_GIVEN REQUEST_
Give the number of lines holding the string "pour", and nothing else.

_EXTRACTED INFORMATION_
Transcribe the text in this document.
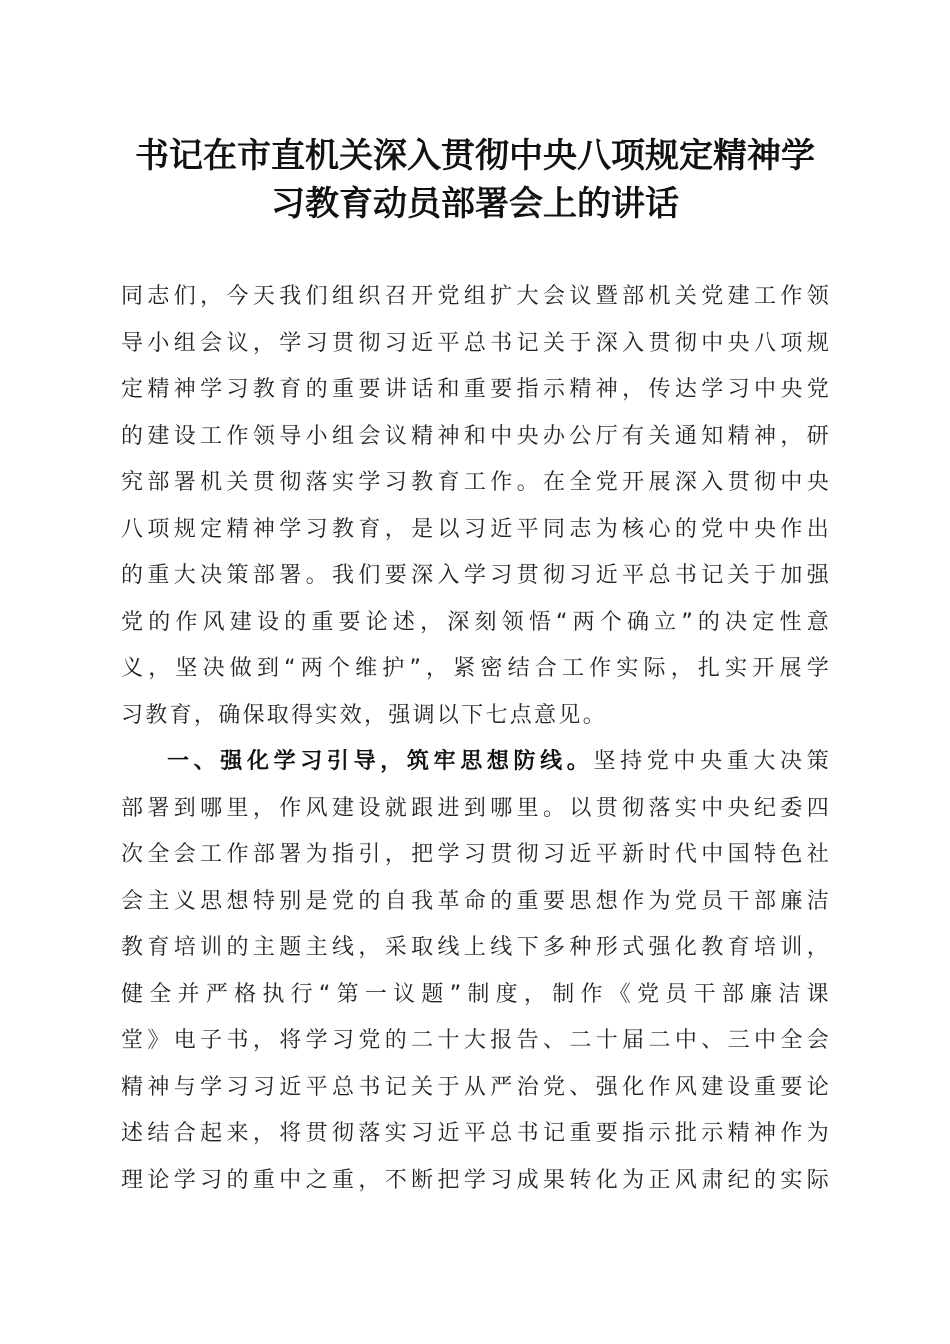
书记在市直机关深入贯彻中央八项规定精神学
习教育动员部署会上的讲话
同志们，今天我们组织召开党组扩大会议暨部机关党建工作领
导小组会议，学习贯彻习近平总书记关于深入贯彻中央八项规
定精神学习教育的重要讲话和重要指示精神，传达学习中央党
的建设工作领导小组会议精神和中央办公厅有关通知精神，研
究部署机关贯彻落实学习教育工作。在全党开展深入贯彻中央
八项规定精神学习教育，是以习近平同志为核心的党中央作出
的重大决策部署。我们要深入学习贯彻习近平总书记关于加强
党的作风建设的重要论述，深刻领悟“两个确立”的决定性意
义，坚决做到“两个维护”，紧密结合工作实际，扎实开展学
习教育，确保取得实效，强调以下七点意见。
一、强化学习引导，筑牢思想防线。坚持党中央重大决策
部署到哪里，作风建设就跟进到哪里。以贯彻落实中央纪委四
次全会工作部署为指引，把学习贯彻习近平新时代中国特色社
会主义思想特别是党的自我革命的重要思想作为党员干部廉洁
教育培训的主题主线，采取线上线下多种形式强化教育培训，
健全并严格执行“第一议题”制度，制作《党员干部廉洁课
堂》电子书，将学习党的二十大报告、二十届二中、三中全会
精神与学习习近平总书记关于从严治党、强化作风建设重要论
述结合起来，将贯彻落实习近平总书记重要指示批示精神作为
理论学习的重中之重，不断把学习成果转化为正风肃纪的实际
==
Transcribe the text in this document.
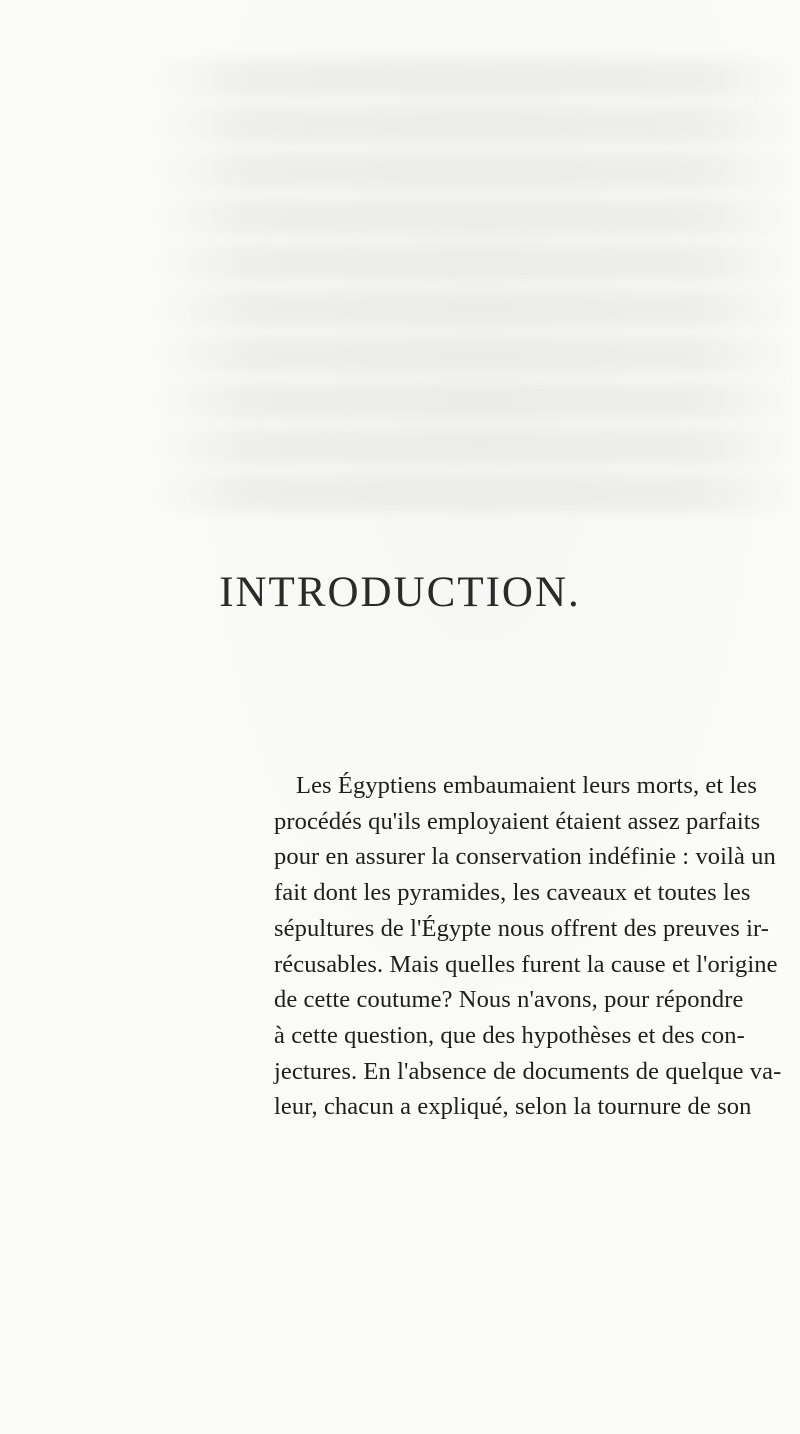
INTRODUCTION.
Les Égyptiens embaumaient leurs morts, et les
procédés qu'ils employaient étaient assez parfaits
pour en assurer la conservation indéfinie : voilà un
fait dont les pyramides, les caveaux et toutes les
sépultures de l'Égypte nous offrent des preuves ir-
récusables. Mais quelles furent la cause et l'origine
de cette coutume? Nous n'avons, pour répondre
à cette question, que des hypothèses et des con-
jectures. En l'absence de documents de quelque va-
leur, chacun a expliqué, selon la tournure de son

_TASK RESPONSE_
2